**Work to be completed:** Set down the material once more, exactly as it appears.
--- Start Information shown ---
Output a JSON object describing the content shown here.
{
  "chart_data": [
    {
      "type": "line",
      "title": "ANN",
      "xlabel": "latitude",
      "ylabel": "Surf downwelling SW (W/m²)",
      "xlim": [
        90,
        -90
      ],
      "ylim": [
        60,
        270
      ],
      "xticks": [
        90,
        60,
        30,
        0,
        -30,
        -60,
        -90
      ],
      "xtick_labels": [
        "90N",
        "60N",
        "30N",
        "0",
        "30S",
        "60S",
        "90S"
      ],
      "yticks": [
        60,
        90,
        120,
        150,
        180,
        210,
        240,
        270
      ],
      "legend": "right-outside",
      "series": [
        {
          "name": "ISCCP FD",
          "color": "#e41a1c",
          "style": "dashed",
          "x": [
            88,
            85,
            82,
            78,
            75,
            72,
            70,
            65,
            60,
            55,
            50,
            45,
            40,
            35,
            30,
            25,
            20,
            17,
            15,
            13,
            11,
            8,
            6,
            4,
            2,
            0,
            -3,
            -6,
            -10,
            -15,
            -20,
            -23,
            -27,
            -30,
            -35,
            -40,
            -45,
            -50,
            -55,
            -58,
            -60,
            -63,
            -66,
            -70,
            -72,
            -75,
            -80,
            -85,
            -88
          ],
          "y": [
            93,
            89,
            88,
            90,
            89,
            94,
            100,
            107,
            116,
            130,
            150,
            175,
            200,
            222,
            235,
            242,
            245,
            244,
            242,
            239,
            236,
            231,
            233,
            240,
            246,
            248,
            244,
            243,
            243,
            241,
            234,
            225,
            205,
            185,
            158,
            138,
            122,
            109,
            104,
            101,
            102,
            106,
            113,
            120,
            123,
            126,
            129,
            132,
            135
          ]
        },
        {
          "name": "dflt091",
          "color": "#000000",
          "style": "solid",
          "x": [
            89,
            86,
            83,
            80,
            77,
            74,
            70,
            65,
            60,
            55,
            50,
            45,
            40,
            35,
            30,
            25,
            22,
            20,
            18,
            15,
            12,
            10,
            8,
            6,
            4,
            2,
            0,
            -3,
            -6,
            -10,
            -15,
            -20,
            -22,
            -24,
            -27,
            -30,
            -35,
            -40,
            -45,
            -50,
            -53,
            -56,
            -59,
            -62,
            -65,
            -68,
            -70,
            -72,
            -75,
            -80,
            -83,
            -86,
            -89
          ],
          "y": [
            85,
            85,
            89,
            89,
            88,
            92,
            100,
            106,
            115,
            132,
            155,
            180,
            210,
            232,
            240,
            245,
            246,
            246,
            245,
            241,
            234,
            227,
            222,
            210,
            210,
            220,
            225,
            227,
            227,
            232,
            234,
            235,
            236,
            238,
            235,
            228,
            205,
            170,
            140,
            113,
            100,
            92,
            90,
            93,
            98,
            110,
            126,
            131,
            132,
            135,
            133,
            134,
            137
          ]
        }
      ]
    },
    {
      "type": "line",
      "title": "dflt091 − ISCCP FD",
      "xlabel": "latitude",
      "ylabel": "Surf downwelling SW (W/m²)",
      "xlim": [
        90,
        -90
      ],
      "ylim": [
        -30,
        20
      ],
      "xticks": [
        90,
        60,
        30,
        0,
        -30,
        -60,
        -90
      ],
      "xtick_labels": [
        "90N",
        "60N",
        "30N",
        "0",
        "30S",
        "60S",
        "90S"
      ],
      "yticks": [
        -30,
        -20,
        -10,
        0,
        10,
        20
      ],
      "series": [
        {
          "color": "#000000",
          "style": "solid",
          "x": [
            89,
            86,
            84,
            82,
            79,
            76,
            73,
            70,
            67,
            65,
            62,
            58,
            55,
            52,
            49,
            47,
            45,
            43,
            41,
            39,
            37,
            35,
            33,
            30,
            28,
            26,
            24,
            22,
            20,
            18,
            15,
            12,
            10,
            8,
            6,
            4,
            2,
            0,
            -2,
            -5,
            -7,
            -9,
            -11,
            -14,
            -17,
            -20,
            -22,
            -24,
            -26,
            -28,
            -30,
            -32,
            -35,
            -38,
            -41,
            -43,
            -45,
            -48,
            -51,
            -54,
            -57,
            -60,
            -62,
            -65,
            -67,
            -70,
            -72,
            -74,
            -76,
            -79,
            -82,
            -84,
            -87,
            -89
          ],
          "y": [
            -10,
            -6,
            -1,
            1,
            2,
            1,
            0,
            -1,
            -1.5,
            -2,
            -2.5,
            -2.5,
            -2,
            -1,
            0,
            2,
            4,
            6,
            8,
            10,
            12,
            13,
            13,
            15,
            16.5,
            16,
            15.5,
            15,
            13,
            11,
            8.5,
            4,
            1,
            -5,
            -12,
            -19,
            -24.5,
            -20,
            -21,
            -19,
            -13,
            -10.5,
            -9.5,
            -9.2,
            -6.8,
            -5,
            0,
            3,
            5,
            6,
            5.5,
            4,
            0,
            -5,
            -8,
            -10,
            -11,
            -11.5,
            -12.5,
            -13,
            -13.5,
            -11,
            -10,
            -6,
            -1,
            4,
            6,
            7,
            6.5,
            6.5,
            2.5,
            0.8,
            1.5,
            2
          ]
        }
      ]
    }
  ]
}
--- End Information shown ---
**Expected answer:**
Output a JSON object describing the content shown here.
{
  "chart_data": [
    {
      "type": "line",
      "title": "ANN",
      "xlabel": "latitude",
      "ylabel": "Surf downwelling SW (W/m²)",
      "xlim": [
        90,
        -90
      ],
      "ylim": [
        60,
        270
      ],
      "xticks": [
        90,
        60,
        30,
        0,
        -30,
        -60,
        -90
      ],
      "xtick_labels": [
        "90N",
        "60N",
        "30N",
        "0",
        "30S",
        "60S",
        "90S"
      ],
      "yticks": [
        60,
        90,
        120,
        150,
        180,
        210,
        240,
        270
      ],
      "legend": "right-outside",
      "series": [
        {
          "name": "ISCCP FD",
          "color": "#e41a1c",
          "style": "dashed",
          "x": [
            88,
            85,
            82,
            78,
            75,
            72,
            70,
            65,
            60,
            55,
            50,
            45,
            40,
            35,
            30,
            25,
            20,
            17,
            15,
            13,
            11,
            8,
            6,
            4,
            2,
            0,
            -3,
            -6,
            -10,
            -15,
            -20,
            -23,
            -27,
            -30,
            -35,
            -40,
            -45,
            -50,
            -55,
            -58,
            -60,
            -63,
            -66,
            -70,
            -72,
            -75,
            -80,
            -85,
            -88
          ],
          "y": [
            93,
            89,
            88,
            90,
            89,
            94,
            100,
            107,
            116,
            130,
            150,
            175,
            200,
            222,
            235,
            242,
            245,
            244,
            242,
            239,
            236,
            231,
            233,
            240,
            246,
            248,
            244,
            243,
            243,
            241,
            234,
            225,
            205,
            185,
            158,
            138,
            122,
            109,
            104,
            101,
            102,
            106,
            113,
            120,
            123,
            126,
            129,
            132,
            135
          ]
        },
        {
          "name": "dflt091",
          "color": "#000000",
          "style": "solid",
          "x": [
            89,
            86,
            83,
            80,
            77,
            74,
            70,
            65,
            60,
            55,
            50,
            45,
            40,
            35,
            30,
            25,
            22,
            20,
            18,
            15,
            12,
            10,
            8,
            6,
            4,
            2,
            0,
            -3,
            -6,
            -10,
            -15,
            -20,
            -22,
            -24,
            -27,
            -30,
            -35,
            -40,
            -45,
            -50,
            -53,
            -56,
            -59,
            -62,
            -65,
            -68,
            -70,
            -72,
            -75,
            -80,
            -83,
            -86,
            -89
          ],
          "y": [
            85,
            85,
            89,
            89,
            88,
            92,
            100,
            106,
            115,
            132,
            155,
            180,
            210,
            232,
            240,
            245,
            246,
            246,
            245,
            241,
            234,
            227,
            222,
            210,
            210,
            220,
            225,
            227,
            227,
            232,
            234,
            235,
            236,
            238,
            235,
            228,
            205,
            170,
            140,
            113,
            100,
            92,
            90,
            93,
            98,
            110,
            126,
            131,
            132,
            135,
            133,
            134,
            137
          ]
        }
      ]
    },
    {
      "type": "line",
      "title": "dflt091 − ISCCP FD",
      "xlabel": "latitude",
      "ylabel": "Surf downwelling SW (W/m²)",
      "xlim": [
        90,
        -90
      ],
      "ylim": [
        -30,
        20
      ],
      "xticks": [
        90,
        60,
        30,
        0,
        -30,
        -60,
        -90
      ],
      "xtick_labels": [
        "90N",
        "60N",
        "30N",
        "0",
        "30S",
        "60S",
        "90S"
      ],
      "yticks": [
        -30,
        -20,
        -10,
        0,
        10,
        20
      ],
      "series": [
        {
          "color": "#000000",
          "style": "solid",
          "x": [
            89,
            86,
            84,
            82,
            79,
            76,
            73,
            70,
            67,
            65,
            62,
            58,
            55,
            52,
            49,
            47,
            45,
            43,
            41,
            39,
            37,
            35,
            33,
            30,
            28,
            26,
            24,
            22,
            20,
            18,
            15,
            12,
            10,
            8,
            6,
            4,
            2,
            0,
            -2,
            -5,
            -7,
            -9,
            -11,
            -14,
            -17,
            -20,
            -22,
            -24,
            -26,
            -28,
            -30,
            -32,
            -35,
            -38,
            -41,
            -43,
            -45,
            -48,
            -51,
            -54,
            -57,
            -60,
            -62,
            -65,
            -67,
            -70,
            -72,
            -74,
            -76,
            -79,
            -82,
            -84,
            -87,
            -89
          ],
          "y": [
            -10,
            -6,
            -1,
            1,
            2,
            1,
            0,
            -1,
            -1.5,
            -2,
            -2.5,
            -2.5,
            -2,
            -1,
            0,
            2,
            4,
            6,
            8,
            10,
            12,
            13,
            13,
            15,
            16.5,
            16,
            15.5,
            15,
            13,
            11,
            8.5,
            4,
            1,
            -5,
            -12,
            -19,
            -24.5,
            -20,
            -21,
            -19,
            -13,
            -10.5,
            -9.5,
            -9.2,
            -6.8,
            -5,
            0,
            3,
            5,
            6,
            5.5,
            4,
            0,
            -5,
            -8,
            -10,
            -11,
            -11.5,
            -12.5,
            -13,
            -13.5,
            -11,
            -10,
            -6,
            -1,
            4,
            6,
            7,
            6.5,
            6.5,
            2.5,
            0.8,
            1.5,
            2
          ]
        }
      ]
    }
  ]
}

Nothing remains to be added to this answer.